Set task =
Give the number of lines in the data that hold the word "battery", and nothing else.

Data supplied =

------------------------------------------------------------

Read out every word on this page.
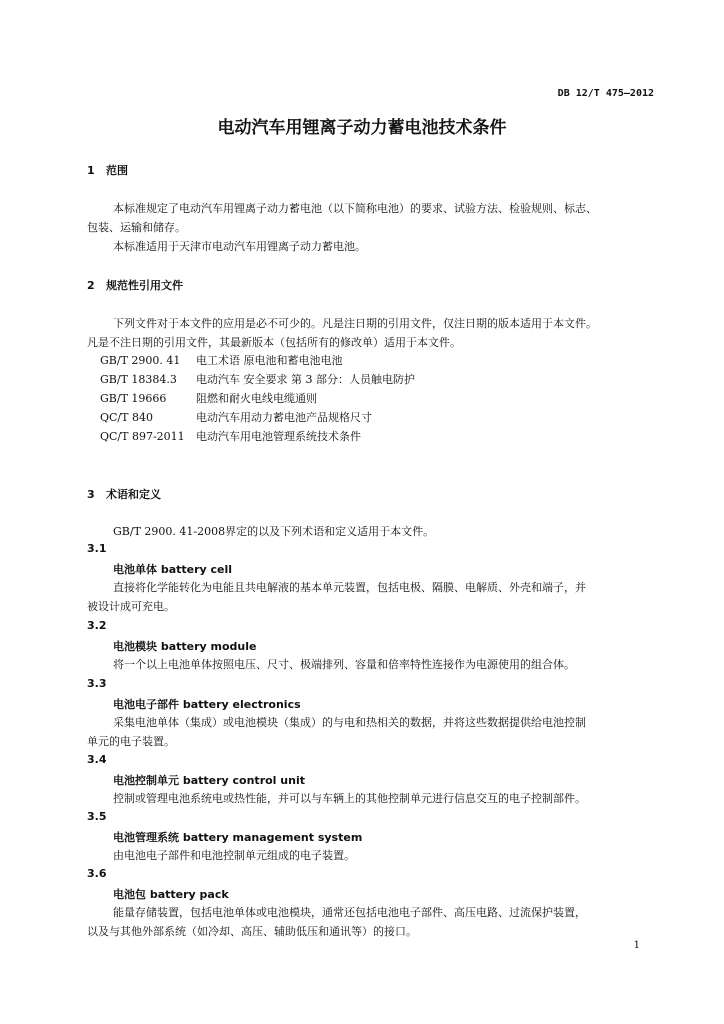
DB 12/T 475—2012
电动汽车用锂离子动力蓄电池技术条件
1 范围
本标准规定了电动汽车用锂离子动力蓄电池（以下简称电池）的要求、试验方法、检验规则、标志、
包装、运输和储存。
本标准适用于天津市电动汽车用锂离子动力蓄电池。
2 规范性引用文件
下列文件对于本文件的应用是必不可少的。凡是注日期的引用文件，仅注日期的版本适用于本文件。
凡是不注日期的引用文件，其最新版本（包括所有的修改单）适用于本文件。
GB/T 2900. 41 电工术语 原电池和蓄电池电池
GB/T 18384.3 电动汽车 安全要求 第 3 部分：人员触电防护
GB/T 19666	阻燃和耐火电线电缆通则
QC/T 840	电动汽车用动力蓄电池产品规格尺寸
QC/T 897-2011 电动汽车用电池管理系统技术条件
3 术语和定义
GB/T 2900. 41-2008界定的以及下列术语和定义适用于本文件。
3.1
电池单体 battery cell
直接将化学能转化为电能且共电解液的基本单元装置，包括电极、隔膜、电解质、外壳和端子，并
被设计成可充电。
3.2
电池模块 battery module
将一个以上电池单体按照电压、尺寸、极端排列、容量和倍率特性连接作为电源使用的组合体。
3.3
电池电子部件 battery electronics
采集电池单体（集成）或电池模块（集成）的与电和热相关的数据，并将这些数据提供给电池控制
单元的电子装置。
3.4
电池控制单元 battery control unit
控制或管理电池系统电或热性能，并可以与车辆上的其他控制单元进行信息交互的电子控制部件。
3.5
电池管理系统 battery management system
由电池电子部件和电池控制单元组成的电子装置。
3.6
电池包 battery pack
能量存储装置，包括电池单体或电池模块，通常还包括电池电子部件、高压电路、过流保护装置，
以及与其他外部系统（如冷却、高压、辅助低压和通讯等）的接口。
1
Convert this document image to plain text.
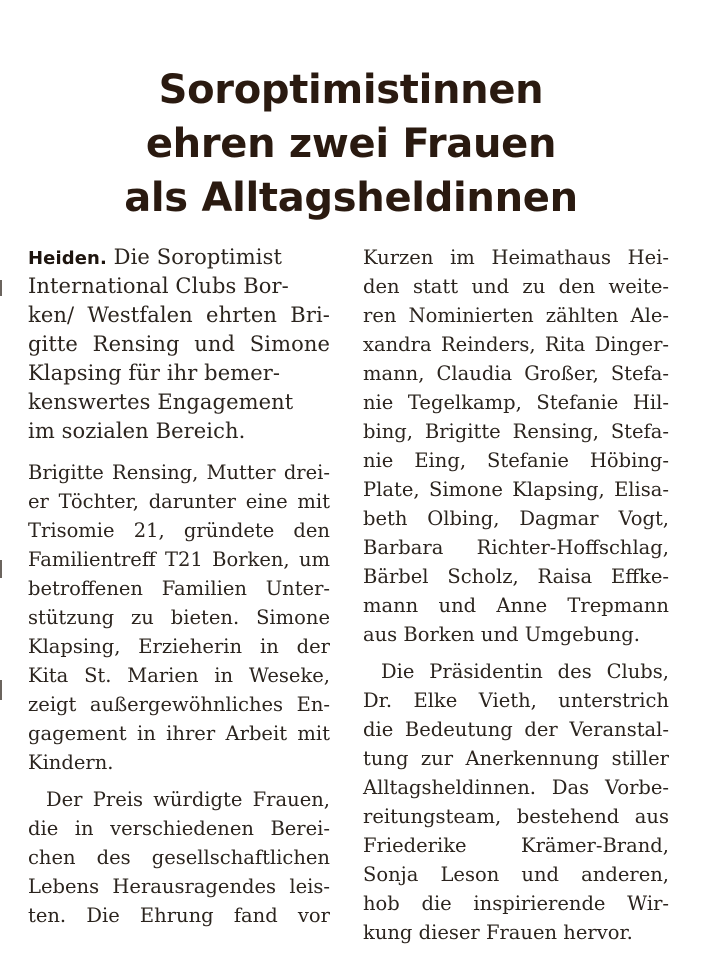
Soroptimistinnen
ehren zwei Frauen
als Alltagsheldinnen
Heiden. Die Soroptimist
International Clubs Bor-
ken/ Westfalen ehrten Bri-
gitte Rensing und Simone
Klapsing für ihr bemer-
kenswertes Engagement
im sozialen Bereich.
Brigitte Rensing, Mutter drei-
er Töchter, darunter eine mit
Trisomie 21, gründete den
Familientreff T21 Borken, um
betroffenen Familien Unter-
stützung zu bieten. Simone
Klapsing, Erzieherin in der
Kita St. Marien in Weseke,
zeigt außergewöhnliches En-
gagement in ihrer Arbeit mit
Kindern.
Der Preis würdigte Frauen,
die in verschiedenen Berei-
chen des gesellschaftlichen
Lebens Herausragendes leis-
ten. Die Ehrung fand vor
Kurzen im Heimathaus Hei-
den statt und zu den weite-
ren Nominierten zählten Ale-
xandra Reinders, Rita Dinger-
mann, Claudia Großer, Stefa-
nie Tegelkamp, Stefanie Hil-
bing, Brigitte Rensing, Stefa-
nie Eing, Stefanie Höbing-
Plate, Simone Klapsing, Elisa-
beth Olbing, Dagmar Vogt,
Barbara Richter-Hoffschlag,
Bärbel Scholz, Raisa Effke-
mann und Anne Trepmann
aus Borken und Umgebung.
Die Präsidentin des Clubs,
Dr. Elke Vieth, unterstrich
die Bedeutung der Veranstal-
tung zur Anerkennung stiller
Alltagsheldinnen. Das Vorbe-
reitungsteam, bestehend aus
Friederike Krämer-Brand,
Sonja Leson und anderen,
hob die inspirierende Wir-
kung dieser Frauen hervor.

------------------------------------------------------------

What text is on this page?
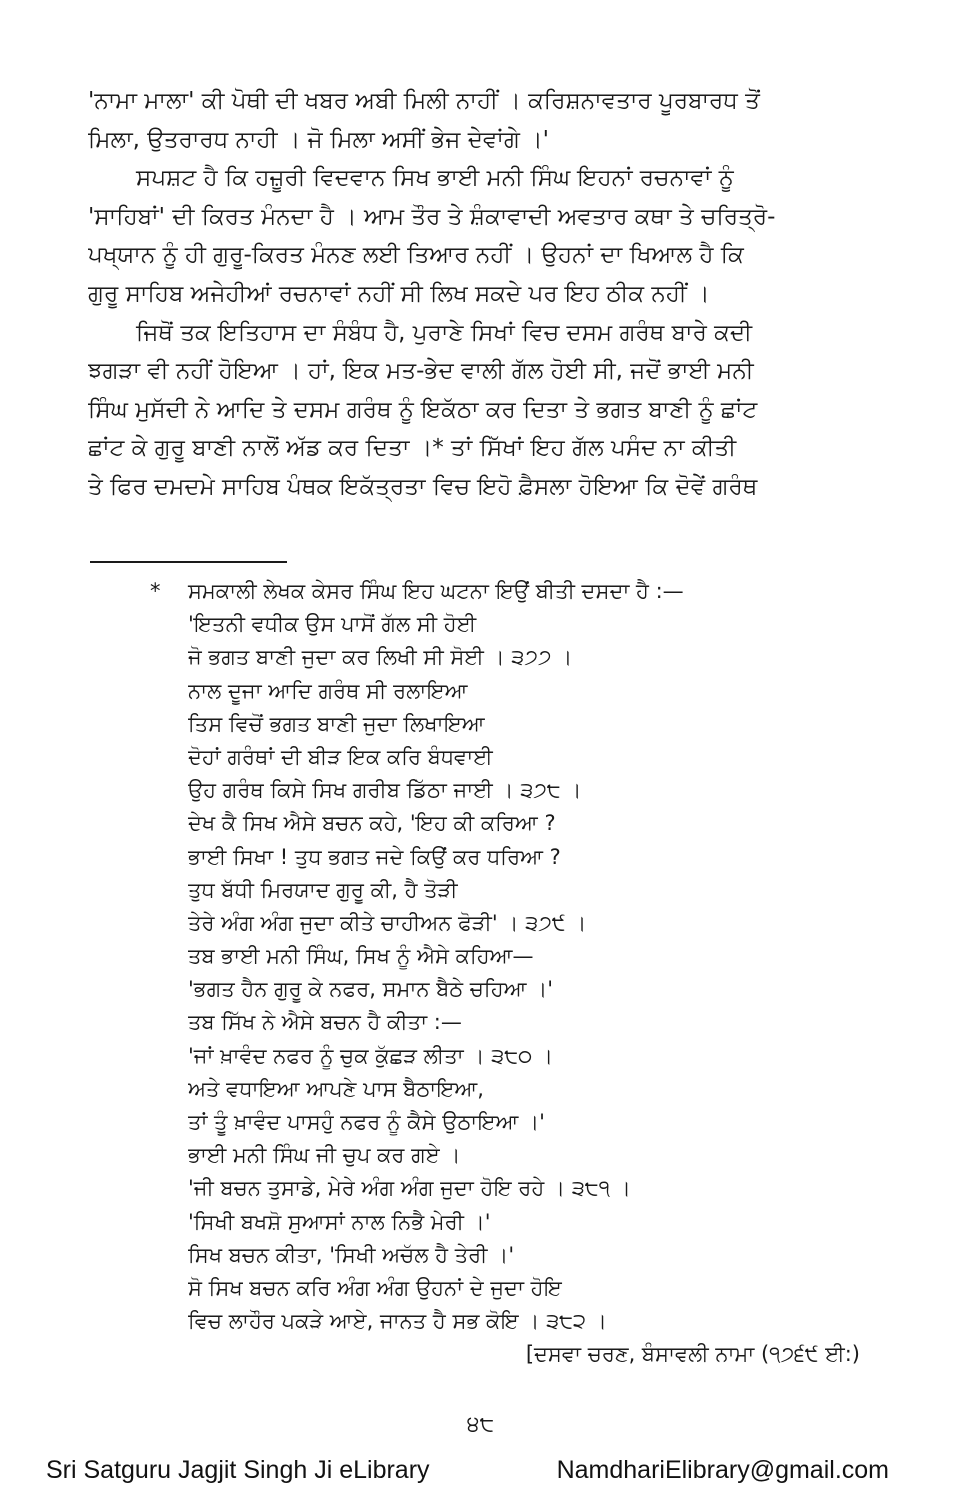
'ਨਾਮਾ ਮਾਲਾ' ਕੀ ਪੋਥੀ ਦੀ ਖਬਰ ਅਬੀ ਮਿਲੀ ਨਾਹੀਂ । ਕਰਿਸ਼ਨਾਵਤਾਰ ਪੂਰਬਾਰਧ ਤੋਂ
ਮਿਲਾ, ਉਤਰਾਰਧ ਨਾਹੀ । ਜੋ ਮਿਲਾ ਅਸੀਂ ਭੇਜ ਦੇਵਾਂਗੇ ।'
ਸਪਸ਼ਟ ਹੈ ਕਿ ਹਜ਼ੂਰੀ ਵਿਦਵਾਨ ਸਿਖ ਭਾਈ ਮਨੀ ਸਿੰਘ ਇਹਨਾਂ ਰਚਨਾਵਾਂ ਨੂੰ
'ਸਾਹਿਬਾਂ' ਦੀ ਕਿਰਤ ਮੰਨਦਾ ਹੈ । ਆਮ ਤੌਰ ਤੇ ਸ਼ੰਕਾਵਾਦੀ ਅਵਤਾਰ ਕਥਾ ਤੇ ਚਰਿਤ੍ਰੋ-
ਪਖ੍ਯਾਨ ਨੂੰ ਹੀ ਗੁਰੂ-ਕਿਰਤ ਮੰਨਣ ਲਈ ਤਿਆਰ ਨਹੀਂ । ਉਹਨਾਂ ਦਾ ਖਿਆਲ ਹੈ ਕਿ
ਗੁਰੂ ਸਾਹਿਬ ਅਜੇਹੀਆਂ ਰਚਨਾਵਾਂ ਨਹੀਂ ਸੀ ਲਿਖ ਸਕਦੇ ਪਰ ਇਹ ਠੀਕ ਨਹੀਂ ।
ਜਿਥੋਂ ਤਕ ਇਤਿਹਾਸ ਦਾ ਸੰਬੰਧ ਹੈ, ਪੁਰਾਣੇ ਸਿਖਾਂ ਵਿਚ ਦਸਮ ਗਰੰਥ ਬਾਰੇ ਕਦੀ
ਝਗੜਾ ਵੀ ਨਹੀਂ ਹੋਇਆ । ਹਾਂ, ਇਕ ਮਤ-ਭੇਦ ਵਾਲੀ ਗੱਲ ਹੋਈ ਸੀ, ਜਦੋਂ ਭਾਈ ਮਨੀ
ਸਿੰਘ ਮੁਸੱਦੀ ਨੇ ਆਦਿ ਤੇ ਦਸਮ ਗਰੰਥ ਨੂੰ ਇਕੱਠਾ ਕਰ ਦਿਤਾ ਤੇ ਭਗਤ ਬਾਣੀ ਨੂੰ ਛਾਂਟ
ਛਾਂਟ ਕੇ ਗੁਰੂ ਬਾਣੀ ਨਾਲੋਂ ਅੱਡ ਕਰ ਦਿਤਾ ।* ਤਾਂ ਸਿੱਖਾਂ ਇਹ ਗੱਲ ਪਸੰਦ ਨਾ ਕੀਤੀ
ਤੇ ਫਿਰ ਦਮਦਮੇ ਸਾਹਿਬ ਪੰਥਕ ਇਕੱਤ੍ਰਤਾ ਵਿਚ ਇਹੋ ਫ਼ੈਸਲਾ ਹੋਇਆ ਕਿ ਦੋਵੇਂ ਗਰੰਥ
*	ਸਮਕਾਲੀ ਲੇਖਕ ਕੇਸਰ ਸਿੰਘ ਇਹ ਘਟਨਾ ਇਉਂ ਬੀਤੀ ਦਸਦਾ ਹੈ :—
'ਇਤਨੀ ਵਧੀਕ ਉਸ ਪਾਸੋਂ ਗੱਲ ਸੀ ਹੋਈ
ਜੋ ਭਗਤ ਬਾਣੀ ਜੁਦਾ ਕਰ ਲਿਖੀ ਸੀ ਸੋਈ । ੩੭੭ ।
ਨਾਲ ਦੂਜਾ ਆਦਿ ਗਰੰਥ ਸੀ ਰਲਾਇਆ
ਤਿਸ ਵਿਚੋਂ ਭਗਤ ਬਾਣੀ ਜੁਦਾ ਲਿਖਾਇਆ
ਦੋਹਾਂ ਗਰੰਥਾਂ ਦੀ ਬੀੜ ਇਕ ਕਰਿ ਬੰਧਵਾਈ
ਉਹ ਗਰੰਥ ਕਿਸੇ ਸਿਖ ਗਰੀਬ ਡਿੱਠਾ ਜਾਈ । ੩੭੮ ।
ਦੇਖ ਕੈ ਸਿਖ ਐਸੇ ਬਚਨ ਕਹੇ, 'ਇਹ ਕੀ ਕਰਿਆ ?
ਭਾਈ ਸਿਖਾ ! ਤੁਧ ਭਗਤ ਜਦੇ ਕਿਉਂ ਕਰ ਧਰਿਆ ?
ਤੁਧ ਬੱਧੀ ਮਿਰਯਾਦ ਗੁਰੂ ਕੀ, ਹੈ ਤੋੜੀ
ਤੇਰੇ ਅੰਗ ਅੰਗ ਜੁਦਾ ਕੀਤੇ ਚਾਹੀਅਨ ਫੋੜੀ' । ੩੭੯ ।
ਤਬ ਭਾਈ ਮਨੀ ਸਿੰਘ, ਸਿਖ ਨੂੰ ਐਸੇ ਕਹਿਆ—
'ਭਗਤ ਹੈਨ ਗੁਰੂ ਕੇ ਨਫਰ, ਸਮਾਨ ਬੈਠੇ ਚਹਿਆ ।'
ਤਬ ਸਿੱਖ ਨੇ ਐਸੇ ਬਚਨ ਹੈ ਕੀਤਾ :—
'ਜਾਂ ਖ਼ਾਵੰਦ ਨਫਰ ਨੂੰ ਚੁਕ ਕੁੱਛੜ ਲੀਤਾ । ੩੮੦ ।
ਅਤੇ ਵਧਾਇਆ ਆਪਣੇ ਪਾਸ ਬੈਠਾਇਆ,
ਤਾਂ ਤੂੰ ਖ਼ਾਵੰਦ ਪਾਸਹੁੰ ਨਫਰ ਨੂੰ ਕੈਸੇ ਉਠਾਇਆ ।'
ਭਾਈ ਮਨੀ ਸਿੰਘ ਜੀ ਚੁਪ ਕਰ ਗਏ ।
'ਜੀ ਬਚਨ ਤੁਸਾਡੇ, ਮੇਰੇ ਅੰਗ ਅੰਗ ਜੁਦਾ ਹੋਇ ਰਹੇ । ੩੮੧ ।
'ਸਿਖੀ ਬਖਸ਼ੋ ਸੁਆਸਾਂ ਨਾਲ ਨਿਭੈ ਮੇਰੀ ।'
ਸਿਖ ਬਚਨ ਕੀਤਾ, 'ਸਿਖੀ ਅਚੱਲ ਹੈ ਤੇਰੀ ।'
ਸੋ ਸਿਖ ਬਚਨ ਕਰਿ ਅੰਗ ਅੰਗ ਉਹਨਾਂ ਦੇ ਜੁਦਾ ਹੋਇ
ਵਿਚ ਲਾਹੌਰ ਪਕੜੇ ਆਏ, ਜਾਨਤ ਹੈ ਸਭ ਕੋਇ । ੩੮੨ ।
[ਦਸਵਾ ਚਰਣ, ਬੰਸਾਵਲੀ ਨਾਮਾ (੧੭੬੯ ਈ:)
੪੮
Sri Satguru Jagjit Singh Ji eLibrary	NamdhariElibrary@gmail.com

------------------------------------------------------------

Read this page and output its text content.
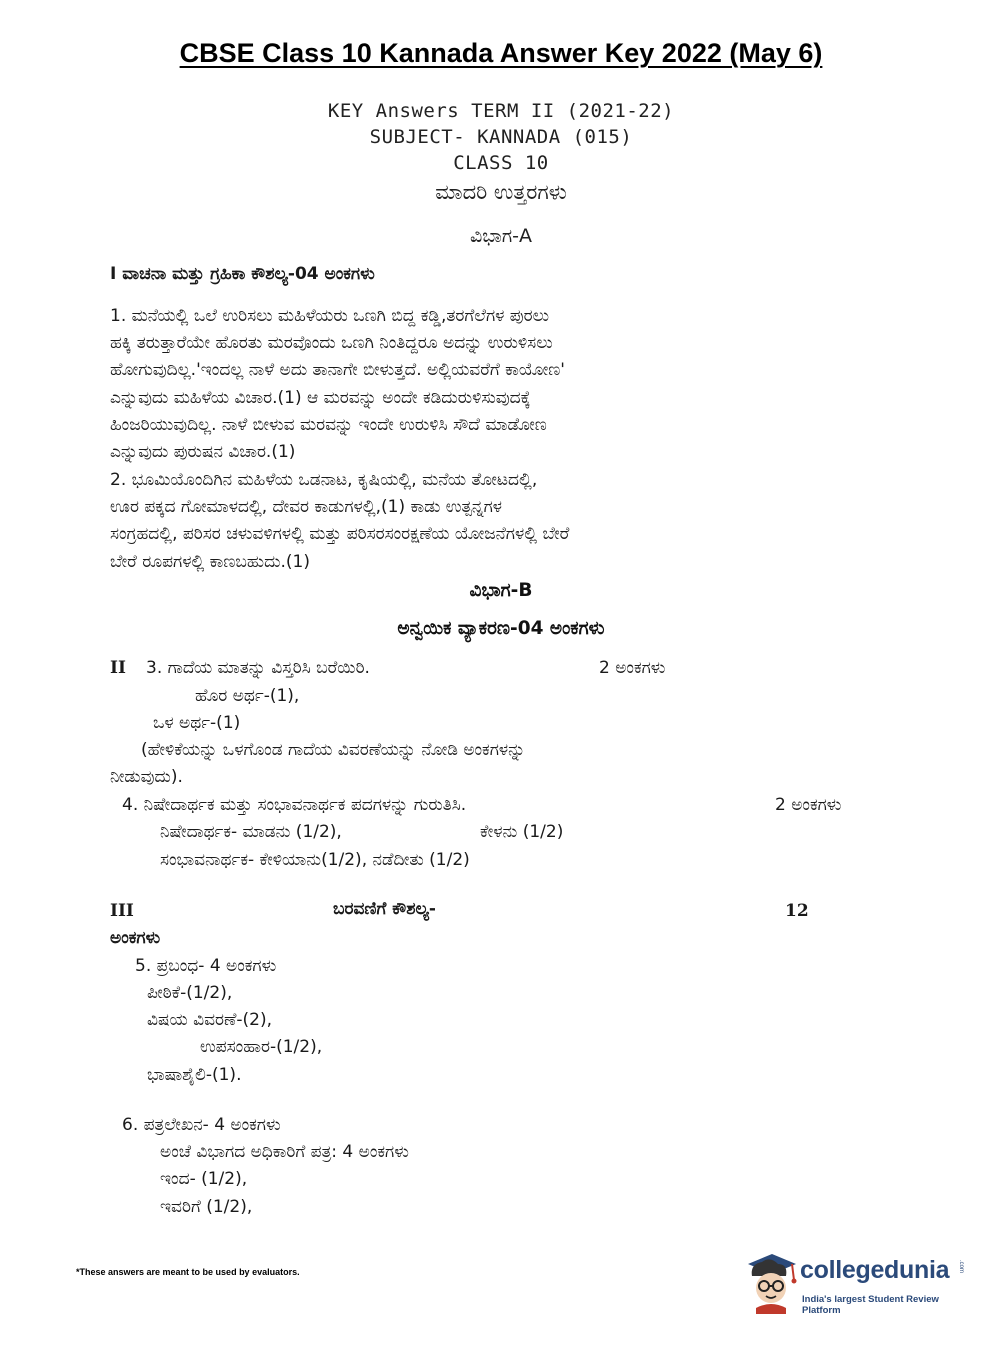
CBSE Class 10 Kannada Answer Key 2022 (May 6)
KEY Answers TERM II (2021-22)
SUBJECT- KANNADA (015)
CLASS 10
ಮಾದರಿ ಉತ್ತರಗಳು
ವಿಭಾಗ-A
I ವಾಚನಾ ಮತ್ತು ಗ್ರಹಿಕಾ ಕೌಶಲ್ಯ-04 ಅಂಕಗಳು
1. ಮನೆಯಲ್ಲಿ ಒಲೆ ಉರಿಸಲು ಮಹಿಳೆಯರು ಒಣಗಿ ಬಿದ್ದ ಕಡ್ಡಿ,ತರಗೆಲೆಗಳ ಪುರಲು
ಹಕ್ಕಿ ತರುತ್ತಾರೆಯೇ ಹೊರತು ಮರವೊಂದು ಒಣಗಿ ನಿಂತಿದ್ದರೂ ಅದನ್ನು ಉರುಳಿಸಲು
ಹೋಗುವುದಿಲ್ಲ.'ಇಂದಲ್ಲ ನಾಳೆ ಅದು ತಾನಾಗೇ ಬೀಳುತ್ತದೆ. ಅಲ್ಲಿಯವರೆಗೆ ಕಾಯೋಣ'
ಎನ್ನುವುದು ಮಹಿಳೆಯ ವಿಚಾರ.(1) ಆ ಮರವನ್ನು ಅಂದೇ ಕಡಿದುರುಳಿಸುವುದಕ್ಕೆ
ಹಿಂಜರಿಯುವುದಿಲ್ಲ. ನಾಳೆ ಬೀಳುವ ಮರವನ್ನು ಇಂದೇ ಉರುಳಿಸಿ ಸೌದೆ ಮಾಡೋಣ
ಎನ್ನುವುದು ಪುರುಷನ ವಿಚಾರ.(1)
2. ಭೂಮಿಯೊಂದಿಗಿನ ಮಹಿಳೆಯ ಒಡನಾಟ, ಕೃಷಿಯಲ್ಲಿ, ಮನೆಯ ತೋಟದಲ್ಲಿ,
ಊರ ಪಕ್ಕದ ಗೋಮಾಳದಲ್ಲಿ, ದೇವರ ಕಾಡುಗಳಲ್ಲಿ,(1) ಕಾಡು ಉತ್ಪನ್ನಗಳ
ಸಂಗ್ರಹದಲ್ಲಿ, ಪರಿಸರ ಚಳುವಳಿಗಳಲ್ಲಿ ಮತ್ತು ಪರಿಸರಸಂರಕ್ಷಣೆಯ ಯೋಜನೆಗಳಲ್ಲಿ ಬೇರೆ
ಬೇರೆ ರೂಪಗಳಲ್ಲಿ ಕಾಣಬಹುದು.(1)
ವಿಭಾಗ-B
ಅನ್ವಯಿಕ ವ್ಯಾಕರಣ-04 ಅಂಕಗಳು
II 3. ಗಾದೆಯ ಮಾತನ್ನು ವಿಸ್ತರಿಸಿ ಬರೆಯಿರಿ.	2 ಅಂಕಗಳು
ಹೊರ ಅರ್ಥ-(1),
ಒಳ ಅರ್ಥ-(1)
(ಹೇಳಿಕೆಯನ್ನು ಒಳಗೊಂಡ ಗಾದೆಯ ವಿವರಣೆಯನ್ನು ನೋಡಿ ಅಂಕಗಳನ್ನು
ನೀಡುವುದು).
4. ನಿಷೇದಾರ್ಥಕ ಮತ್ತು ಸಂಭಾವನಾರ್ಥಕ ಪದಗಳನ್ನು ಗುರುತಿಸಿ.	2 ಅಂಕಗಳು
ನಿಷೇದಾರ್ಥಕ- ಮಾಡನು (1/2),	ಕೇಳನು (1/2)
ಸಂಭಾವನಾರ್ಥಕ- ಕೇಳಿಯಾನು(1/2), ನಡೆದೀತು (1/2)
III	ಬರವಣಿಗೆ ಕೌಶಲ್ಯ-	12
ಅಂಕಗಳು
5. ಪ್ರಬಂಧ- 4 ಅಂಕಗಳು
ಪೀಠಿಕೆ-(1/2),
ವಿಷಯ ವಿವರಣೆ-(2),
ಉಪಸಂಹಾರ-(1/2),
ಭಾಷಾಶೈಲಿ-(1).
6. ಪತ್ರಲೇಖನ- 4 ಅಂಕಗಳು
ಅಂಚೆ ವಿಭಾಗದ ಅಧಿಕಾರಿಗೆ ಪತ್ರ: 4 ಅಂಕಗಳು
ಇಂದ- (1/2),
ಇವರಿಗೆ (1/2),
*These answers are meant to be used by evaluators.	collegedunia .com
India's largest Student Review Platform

------------------------------------------------------------

Correct result =
6